GIVEN EXERCISE
Condense the paragraph beginning "Over 40 unique minerals" in the green energy text below into a short list of its main facts.

DOCUMENT
-- begin --
The demand and deregulation of green energy
Over 40 unique minerals—including cobalt, iron, aluminum, and copper—are used in the construction of solar, wind, and energy storage technologies such as lithium-ion batteries. Many of these minerals are sourced using open pit mining, which serves to disrupt ecosystems and release contaminants in manners similar to those of traditional surface coal mining. As public and private actors scramble to meet growing demands for renewable energy and related materials, such extractive activities are increasingly carried out within environmentally sensitive areas and amid relaxed environmental regulations.
And it is not only the environment that faces threats from the rabid desire for renewable energy. Deregulation of extractive activities surrounding critical minerals also leads to reduced labor protections and safety codes throughout mining industries. For example, in the Democratic Republic of Congo, which is responsible for 60% of global cobalt production, 35,000 child laborers work in mines to produce materials required for smartphones and electric vehicles. Related reports of insufficient safety equipment, mine collapses, and traumatized child laborers raise questions surrounding the purported job creation touted by proponents of renewable energy.
In fact, many jobs associated with energy production, including renewable energy, are tied to high levels of corruption and conflict. While international supply chains may see promising labor market growth in domestic markets of the global North, energy sector operations in the global South often place both workers and citizens at risk. Conflict diamonds were famously used to fund past conflict in several African nations and, although issues surrounding conflict diamonds have been significantly mitigated via the Kimberley Process Certification Scheme, illegal mining of minerals continues to fund violence throughout countries such as Venezuela.
Risks of corruption, exploitation, and conflict in extractive industries are exacerbated by the high concentrations of critical minerals in states with histories of governance issues surrounding public goods and resources. For example, 70% of global reserves of cobalt are located in fragile states, as defined by the 2018 Fragile States Index; while 100% of global chromium reserves are located in corrupt states, as defined by the 2017 Corruption Perceptions Index. The rising demand for critical minerals has intensified social and political tensions throughout these and other source nations, with protests surrounding concerns such as environmental degradation and repression in mining communities rising between 2006 and 2013.
-- end --
(Dataset rows)
-- begin --
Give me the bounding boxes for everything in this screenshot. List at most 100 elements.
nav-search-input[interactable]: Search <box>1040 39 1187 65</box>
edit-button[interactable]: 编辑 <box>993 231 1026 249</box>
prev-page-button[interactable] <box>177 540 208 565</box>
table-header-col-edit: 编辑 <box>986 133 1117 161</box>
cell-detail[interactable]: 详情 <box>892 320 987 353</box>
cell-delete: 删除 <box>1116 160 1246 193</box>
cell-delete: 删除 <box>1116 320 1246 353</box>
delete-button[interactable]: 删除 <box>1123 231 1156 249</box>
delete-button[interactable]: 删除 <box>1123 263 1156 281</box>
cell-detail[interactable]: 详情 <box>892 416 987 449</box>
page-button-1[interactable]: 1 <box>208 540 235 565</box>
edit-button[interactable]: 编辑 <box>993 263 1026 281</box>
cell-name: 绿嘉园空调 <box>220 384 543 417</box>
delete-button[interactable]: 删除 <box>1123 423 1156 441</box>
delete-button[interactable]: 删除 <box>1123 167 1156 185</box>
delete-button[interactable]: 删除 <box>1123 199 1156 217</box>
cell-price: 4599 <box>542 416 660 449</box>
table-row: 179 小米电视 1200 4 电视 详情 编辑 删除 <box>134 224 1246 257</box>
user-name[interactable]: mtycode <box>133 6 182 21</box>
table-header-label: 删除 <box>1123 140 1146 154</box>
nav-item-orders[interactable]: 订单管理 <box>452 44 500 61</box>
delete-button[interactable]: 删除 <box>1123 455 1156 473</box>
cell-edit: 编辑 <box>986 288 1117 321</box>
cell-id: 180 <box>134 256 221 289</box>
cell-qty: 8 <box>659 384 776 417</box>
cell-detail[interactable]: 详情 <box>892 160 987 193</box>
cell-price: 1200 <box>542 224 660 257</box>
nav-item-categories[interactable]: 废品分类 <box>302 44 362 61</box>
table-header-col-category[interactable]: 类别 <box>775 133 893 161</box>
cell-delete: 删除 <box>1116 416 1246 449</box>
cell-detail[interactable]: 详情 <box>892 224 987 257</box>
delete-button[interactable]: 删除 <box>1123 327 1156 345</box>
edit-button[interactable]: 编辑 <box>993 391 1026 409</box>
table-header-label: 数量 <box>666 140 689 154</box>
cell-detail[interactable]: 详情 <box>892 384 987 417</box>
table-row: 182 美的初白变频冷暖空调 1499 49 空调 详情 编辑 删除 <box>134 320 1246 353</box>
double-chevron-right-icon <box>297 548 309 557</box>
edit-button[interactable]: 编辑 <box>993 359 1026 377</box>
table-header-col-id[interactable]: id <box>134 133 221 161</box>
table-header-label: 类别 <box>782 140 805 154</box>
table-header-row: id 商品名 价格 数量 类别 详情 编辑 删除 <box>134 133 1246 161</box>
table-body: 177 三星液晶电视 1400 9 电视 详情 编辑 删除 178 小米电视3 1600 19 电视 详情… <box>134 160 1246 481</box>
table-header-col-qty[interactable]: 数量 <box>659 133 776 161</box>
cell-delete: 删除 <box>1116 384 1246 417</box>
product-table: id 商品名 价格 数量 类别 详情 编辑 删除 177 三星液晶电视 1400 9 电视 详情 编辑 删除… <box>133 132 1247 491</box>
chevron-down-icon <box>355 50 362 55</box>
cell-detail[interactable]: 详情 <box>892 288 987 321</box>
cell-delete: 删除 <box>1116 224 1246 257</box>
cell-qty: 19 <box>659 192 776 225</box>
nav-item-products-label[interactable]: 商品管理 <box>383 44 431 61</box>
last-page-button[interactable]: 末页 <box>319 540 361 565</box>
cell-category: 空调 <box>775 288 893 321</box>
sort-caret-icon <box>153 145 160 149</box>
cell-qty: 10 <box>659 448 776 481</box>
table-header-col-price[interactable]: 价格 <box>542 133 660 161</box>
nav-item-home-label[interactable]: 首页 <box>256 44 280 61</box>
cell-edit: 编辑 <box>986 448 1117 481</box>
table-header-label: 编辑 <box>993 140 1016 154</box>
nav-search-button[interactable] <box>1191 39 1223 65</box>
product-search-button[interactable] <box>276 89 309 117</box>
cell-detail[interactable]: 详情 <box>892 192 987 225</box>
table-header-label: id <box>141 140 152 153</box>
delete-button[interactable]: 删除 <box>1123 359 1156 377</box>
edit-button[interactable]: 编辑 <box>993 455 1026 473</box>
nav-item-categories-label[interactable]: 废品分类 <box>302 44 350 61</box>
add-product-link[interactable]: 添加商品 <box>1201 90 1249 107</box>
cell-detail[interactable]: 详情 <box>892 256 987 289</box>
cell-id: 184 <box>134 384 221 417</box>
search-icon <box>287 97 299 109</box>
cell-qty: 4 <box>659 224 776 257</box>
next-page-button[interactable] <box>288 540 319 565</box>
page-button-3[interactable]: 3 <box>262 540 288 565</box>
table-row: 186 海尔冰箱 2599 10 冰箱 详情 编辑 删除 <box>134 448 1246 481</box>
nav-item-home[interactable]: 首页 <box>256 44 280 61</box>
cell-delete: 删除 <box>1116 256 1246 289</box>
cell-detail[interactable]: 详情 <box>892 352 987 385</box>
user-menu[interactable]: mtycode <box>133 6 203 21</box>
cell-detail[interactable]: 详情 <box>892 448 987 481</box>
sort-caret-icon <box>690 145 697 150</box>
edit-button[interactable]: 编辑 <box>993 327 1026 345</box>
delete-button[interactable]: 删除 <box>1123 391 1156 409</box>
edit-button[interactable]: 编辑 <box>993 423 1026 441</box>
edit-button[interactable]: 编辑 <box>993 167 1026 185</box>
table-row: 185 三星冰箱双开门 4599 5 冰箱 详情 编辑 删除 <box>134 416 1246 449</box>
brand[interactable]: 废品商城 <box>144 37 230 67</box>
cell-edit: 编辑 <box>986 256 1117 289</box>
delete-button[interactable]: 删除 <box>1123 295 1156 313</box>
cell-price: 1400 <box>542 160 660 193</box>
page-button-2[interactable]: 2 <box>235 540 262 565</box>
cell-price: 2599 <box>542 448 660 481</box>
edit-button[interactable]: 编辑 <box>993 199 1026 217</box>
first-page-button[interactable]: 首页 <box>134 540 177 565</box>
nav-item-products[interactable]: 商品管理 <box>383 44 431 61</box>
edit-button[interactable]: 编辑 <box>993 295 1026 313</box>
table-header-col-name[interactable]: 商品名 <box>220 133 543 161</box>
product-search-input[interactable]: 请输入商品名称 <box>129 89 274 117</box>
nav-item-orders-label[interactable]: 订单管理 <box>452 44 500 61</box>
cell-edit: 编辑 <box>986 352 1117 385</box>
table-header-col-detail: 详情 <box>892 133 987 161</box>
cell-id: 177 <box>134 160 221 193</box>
-- end --
EXERCISE RESPONSE
- More than 40 distinct minerals, including cobalt, iron, aluminum, and copper, are used to build solar, wind, and energy storage technologies such as lithium-ion batteries.
- Many of these minerals come from open pit mining, which disrupts ecosystems and releases contaminants much as traditional surface coal mining does.
- As public and private actors rush to meet growing demand for renewable energy and related materials, this extraction increasingly takes place in environmentally sensitive areas and under relaxed environmental regulations.